### WHAT TO WORK ON
Skip the pictures and quote all of the lines exactly.

──────── RECORDS FOR THIS TASK

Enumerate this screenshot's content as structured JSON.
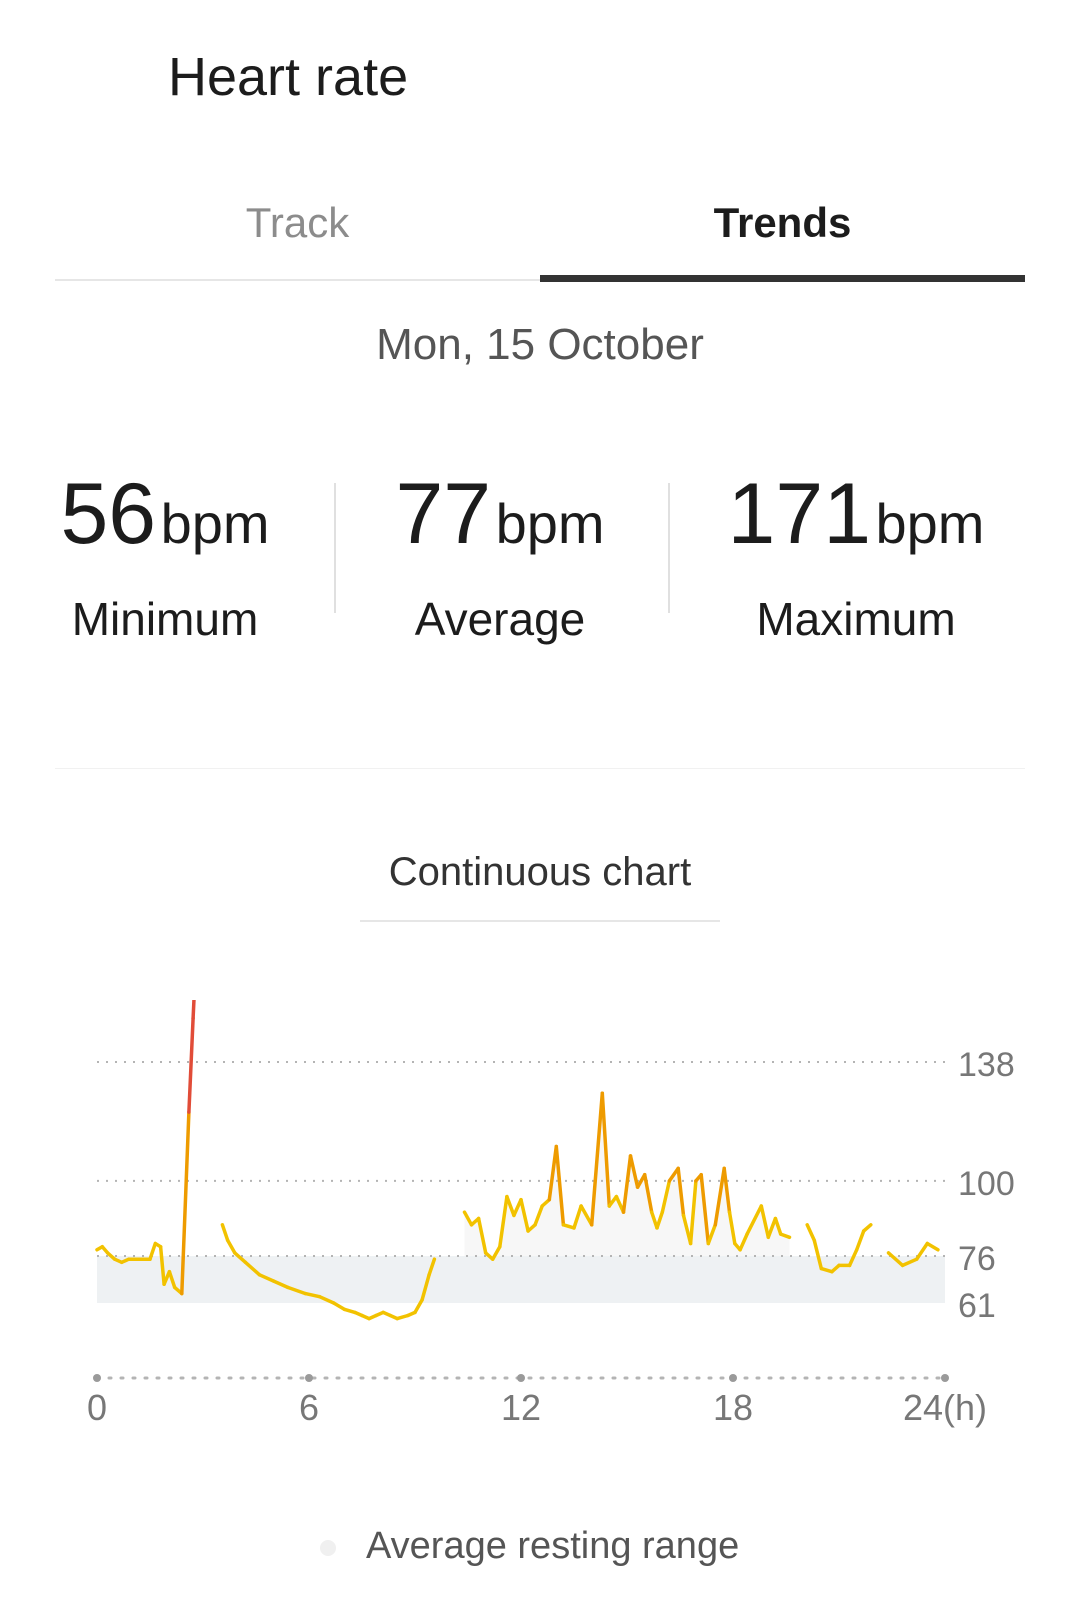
{
  "header": {
    "title": "Heart rate"
  },
  "tabs": [
    {
      "label": "Track"
    },
    {
      "label": "Trends"
    }
  ],
  "date": "Mon, 15 October",
  "stats": {
    "unit": "bpm",
    "min": {
      "value": "56",
      "label": "Minimum"
    },
    "avg": {
      "value": "77",
      "label": "Average"
    },
    "max": {
      "value": "171",
      "label": "Maximum"
    }
  },
  "chart_selector": {
    "label": "Continuous chart"
  },
  "legend": {
    "resting_label": "Average resting range"
  },
  "colors": {
    "line": "#F2C200",
    "elevated": "#EE9B00",
    "peak": "#E14C38",
    "resting_band": "#EEF1F3",
    "grid": "#B4B4B4"
  },
  "chart_data": {
    "type": "line",
    "xlabel": "",
    "ylabel": "",
    "x_ticks": [
      "0",
      "6",
      "12",
      "18",
      "24(h)"
    ],
    "y_ticks": [
      "138",
      "100",
      "76",
      "61"
    ],
    "y_tick_values": [
      138,
      100,
      76,
      61
    ],
    "xlim": [
      0,
      24
    ],
    "ylim": [
      40,
      171
    ],
    "resting_range": [
      61,
      76
    ],
    "series": [
      {
        "segments": [
          [
            [
              0,
              78
            ],
            [
              0.15,
              79
            ],
            [
              0.3,
              77
            ],
            [
              0.5,
              75
            ],
            [
              0.7,
              74
            ],
            [
              0.9,
              75
            ],
            [
              1.2,
              75
            ],
            [
              1.5,
              75
            ],
            [
              1.65,
              80
            ],
            [
              1.8,
              79
            ],
            [
              1.9,
              67
            ],
            [
              2.05,
              71
            ],
            [
              2.2,
              66
            ],
            [
              2.4,
              64
            ],
            [
              2.6,
              122
            ],
            [
              2.72,
              152
            ],
            [
              2.8,
              171
            ]
          ],
          [
            [
              3.55,
              86
            ],
            [
              3.7,
              81
            ],
            [
              3.9,
              77
            ],
            [
              4.2,
              74
            ],
            [
              4.6,
              70
            ],
            [
              5.0,
              68
            ],
            [
              5.4,
              66
            ],
            [
              5.9,
              64
            ],
            [
              6.3,
              63
            ],
            [
              6.7,
              61
            ],
            [
              7.0,
              59
            ],
            [
              7.3,
              58
            ],
            [
              7.5,
              57
            ],
            [
              7.7,
              56
            ],
            [
              7.9,
              57
            ],
            [
              8.1,
              58
            ],
            [
              8.3,
              57
            ],
            [
              8.5,
              56
            ],
            [
              8.8,
              57
            ],
            [
              9.0,
              58
            ],
            [
              9.2,
              62
            ],
            [
              9.4,
              70
            ],
            [
              9.55,
              75
            ]
          ],
          [
            [
              10.4,
              90
            ],
            [
              10.6,
              86
            ],
            [
              10.8,
              88
            ],
            [
              11.0,
              77
            ],
            [
              11.2,
              75
            ],
            [
              11.4,
              79
            ],
            [
              11.6,
              95
            ],
            [
              11.8,
              89
            ],
            [
              12.0,
              94
            ],
            [
              12.2,
              84
            ],
            [
              12.4,
              86
            ],
            [
              12.6,
              92
            ],
            [
              12.8,
              94
            ],
            [
              13.0,
              111
            ],
            [
              13.2,
              86
            ],
            [
              13.5,
              85
            ],
            [
              13.7,
              92
            ],
            [
              14.0,
              86
            ],
            [
              14.3,
              128
            ],
            [
              14.5,
              92
            ],
            [
              14.7,
              95
            ],
            [
              14.9,
              90
            ],
            [
              15.1,
              108
            ],
            [
              15.3,
              98
            ],
            [
              15.5,
              102
            ],
            [
              15.7,
              90
            ],
            [
              15.85,
              85
            ],
            [
              16.0,
              90
            ],
            [
              16.2,
              100
            ],
            [
              16.45,
              104
            ],
            [
              16.6,
              89
            ],
            [
              16.8,
              80
            ],
            [
              16.95,
              100
            ],
            [
              17.1,
              102
            ],
            [
              17.3,
              80
            ],
            [
              17.5,
              86
            ],
            [
              17.75,
              104
            ],
            [
              17.9,
              90
            ],
            [
              18.05,
              80
            ],
            [
              18.2,
              78
            ],
            [
              18.4,
              83
            ],
            [
              18.8,
              92
            ],
            [
              19.0,
              82
            ],
            [
              19.2,
              88
            ],
            [
              19.35,
              83
            ],
            [
              19.6,
              82
            ]
          ],
          [
            [
              20.1,
              86
            ],
            [
              20.3,
              81
            ],
            [
              20.5,
              72
            ],
            [
              20.8,
              71
            ],
            [
              21.0,
              73
            ],
            [
              21.3,
              73
            ],
            [
              21.5,
              78
            ],
            [
              21.7,
              84
            ],
            [
              21.9,
              86
            ]
          ],
          [
            [
              22.4,
              77
            ],
            [
              22.8,
              73
            ],
            [
              23.2,
              75
            ],
            [
              23.5,
              80
            ],
            [
              23.8,
              78
            ]
          ]
        ]
      }
    ]
  }
}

────────────────

### FULL OUTPUT
Enumerate this screenshot's content as structured JSON.
{
  "header": {
    "title": "Heart rate"
  },
  "tabs": [
    {
      "label": "Track"
    },
    {
      "label": "Trends"
    }
  ],
  "date": "Mon, 15 October",
  "stats": {
    "unit": "bpm",
    "min": {
      "value": "56",
      "label": "Minimum"
    },
    "avg": {
      "value": "77",
      "label": "Average"
    },
    "max": {
      "value": "171",
      "label": "Maximum"
    }
  },
  "chart_selector": {
    "label": "Continuous chart"
  },
  "legend": {
    "resting_label": "Average resting range"
  },
  "colors": {
    "line": "#F2C200",
    "elevated": "#EE9B00",
    "peak": "#E14C38",
    "resting_band": "#EEF1F3",
    "grid": "#B4B4B4"
  },
  "chart_data": {
    "type": "line",
    "xlabel": "",
    "ylabel": "",
    "x_ticks": [
      "0",
      "6",
      "12",
      "18",
      "24(h)"
    ],
    "y_ticks": [
      "138",
      "100",
      "76",
      "61"
    ],
    "y_tick_values": [
      138,
      100,
      76,
      61
    ],
    "xlim": [
      0,
      24
    ],
    "ylim": [
      40,
      171
    ],
    "resting_range": [
      61,
      76
    ],
    "series": [
      {
        "segments": [
          [
            [
              0,
              78
            ],
            [
              0.15,
              79
            ],
            [
              0.3,
              77
            ],
            [
              0.5,
              75
            ],
            [
              0.7,
              74
            ],
            [
              0.9,
              75
            ],
            [
              1.2,
              75
            ],
            [
              1.5,
              75
            ],
            [
              1.65,
              80
            ],
            [
              1.8,
              79
            ],
            [
              1.9,
              67
            ],
            [
              2.05,
              71
            ],
            [
              2.2,
              66
            ],
            [
              2.4,
              64
            ],
            [
              2.6,
              122
            ],
            [
              2.72,
              152
            ],
            [
              2.8,
              171
            ]
          ],
          [
            [
              3.55,
              86
            ],
            [
              3.7,
              81
            ],
            [
              3.9,
              77
            ],
            [
              4.2,
              74
            ],
            [
              4.6,
              70
            ],
            [
              5.0,
              68
            ],
            [
              5.4,
              66
            ],
            [
              5.9,
              64
            ],
            [
              6.3,
              63
            ],
            [
              6.7,
              61
            ],
            [
              7.0,
              59
            ],
            [
              7.3,
              58
            ],
            [
              7.5,
              57
            ],
            [
              7.7,
              56
            ],
            [
              7.9,
              57
            ],
            [
              8.1,
              58
            ],
            [
              8.3,
              57
            ],
            [
              8.5,
              56
            ],
            [
              8.8,
              57
            ],
            [
              9.0,
              58
            ],
            [
              9.2,
              62
            ],
            [
              9.4,
              70
            ],
            [
              9.55,
              75
            ]
          ],
          [
            [
              10.4,
              90
            ],
            [
              10.6,
              86
            ],
            [
              10.8,
              88
            ],
            [
              11.0,
              77
            ],
            [
              11.2,
              75
            ],
            [
              11.4,
              79
            ],
            [
              11.6,
              95
            ],
            [
              11.8,
              89
            ],
            [
              12.0,
              94
            ],
            [
              12.2,
              84
            ],
            [
              12.4,
              86
            ],
            [
              12.6,
              92
            ],
            [
              12.8,
              94
            ],
            [
              13.0,
              111
            ],
            [
              13.2,
              86
            ],
            [
              13.5,
              85
            ],
            [
              13.7,
              92
            ],
            [
              14.0,
              86
            ],
            [
              14.3,
              128
            ],
            [
              14.5,
              92
            ],
            [
              14.7,
              95
            ],
            [
              14.9,
              90
            ],
            [
              15.1,
              108
            ],
            [
              15.3,
              98
            ],
            [
              15.5,
              102
            ],
            [
              15.7,
              90
            ],
            [
              15.85,
              85
            ],
            [
              16.0,
              90
            ],
            [
              16.2,
              100
            ],
            [
              16.45,
              104
            ],
            [
              16.6,
              89
            ],
            [
              16.8,
              80
            ],
            [
              16.95,
              100
            ],
            [
              17.1,
              102
            ],
            [
              17.3,
              80
            ],
            [
              17.5,
              86
            ],
            [
              17.75,
              104
            ],
            [
              17.9,
              90
            ],
            [
              18.05,
              80
            ],
            [
              18.2,
              78
            ],
            [
              18.4,
              83
            ],
            [
              18.8,
              92
            ],
            [
              19.0,
              82
            ],
            [
              19.2,
              88
            ],
            [
              19.35,
              83
            ],
            [
              19.6,
              82
            ]
          ],
          [
            [
              20.1,
              86
            ],
            [
              20.3,
              81
            ],
            [
              20.5,
              72
            ],
            [
              20.8,
              71
            ],
            [
              21.0,
              73
            ],
            [
              21.3,
              73
            ],
            [
              21.5,
              78
            ],
            [
              21.7,
              84
            ],
            [
              21.9,
              86
            ]
          ],
          [
            [
              22.4,
              77
            ],
            [
              22.8,
              73
            ],
            [
              23.2,
              75
            ],
            [
              23.5,
              80
            ],
            [
              23.8,
              78
            ]
          ]
        ]
      }
    ]
  }
}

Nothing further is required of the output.